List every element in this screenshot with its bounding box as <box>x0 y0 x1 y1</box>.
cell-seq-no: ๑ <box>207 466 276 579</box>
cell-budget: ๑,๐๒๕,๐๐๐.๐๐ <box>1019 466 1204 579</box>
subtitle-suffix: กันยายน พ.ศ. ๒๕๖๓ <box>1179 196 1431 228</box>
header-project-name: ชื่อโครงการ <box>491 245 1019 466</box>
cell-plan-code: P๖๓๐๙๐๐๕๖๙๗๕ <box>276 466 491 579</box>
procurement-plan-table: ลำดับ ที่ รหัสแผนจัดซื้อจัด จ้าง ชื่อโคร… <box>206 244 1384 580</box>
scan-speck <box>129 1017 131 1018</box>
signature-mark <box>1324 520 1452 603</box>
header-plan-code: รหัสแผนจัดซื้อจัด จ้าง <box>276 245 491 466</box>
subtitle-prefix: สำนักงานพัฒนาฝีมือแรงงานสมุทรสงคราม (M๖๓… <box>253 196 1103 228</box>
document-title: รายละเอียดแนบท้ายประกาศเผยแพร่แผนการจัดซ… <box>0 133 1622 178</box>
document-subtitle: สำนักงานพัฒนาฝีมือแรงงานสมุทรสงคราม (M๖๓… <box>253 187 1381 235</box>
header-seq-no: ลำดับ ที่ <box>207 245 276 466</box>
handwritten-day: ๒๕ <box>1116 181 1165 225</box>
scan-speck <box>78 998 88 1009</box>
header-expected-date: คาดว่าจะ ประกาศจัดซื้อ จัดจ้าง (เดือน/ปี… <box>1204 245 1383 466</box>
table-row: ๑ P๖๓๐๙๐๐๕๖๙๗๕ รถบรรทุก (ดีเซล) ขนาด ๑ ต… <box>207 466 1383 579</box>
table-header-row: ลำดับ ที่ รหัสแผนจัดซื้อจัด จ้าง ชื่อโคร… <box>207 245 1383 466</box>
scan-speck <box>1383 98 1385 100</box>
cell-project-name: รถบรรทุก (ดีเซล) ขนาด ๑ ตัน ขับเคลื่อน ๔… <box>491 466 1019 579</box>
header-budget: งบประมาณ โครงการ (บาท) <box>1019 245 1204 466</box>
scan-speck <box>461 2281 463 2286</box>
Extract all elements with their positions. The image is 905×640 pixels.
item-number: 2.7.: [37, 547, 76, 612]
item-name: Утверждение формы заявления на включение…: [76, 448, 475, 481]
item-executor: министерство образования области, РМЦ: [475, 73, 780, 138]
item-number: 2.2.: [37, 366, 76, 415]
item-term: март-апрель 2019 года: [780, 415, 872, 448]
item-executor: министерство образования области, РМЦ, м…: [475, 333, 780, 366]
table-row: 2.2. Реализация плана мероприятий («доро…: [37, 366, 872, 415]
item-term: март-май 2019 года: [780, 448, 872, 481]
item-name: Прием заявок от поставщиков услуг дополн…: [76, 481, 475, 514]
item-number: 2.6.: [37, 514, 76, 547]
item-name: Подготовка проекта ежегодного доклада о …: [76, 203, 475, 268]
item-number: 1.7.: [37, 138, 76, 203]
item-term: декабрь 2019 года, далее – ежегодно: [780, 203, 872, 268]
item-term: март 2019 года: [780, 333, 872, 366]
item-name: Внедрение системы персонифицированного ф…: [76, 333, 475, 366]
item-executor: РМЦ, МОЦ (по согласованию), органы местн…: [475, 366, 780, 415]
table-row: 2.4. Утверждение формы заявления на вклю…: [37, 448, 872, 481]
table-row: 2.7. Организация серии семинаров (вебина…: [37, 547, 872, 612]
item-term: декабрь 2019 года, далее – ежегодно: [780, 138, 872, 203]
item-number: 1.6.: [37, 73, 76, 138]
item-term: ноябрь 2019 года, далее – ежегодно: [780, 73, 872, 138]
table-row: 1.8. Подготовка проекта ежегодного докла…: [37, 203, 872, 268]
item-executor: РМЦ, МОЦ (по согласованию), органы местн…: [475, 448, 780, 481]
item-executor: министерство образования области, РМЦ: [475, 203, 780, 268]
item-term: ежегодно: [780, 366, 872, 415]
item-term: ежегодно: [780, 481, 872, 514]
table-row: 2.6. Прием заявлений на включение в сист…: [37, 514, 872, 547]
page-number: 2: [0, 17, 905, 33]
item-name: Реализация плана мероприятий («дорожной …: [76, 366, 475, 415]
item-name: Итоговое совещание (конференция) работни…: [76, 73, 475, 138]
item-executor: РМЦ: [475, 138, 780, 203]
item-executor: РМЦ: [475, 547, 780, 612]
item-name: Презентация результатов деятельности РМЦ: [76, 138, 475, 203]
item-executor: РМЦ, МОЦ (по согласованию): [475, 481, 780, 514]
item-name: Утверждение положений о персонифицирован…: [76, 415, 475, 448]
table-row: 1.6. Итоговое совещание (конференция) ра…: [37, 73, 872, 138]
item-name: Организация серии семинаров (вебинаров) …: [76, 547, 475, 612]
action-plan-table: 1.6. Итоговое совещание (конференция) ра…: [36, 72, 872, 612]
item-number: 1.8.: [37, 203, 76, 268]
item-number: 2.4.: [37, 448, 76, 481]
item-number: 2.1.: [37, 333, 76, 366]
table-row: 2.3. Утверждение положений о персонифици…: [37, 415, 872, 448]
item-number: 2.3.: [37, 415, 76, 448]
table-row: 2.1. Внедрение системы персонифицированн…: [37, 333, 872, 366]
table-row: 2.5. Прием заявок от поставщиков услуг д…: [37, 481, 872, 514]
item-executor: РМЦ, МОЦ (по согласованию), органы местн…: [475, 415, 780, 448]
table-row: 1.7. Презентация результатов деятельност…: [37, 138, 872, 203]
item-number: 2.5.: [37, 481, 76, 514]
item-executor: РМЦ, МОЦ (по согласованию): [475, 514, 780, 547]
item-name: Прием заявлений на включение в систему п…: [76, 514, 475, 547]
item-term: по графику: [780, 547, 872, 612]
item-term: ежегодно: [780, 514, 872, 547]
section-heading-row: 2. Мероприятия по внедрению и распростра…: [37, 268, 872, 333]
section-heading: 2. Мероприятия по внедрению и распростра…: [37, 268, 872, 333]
=-=-=-=-=
*YOUR TASK*:
Convert the lines from the first one above through the line containing "subtitle-suffix: กันยายน พ.ศ.", both included, into a JSON list of strings with one string per line, leaving out any blank lines.

*SOLUTION*:
[
  "List every element in this screenshot with its bounding box as <box>x0 y0 x1 y1</box>.",
  "cell-seq-no: ๑ <box>207 466 276 579</box>",
  "cell-budget: ๑,๐๒๕,๐๐๐.๐๐ <box>1019 466 1204 579</box>",
  "subtitle-suffix: กันยายน พ.ศ. ๒๕๖๓ <box>1179 196 1431 228</box>"
]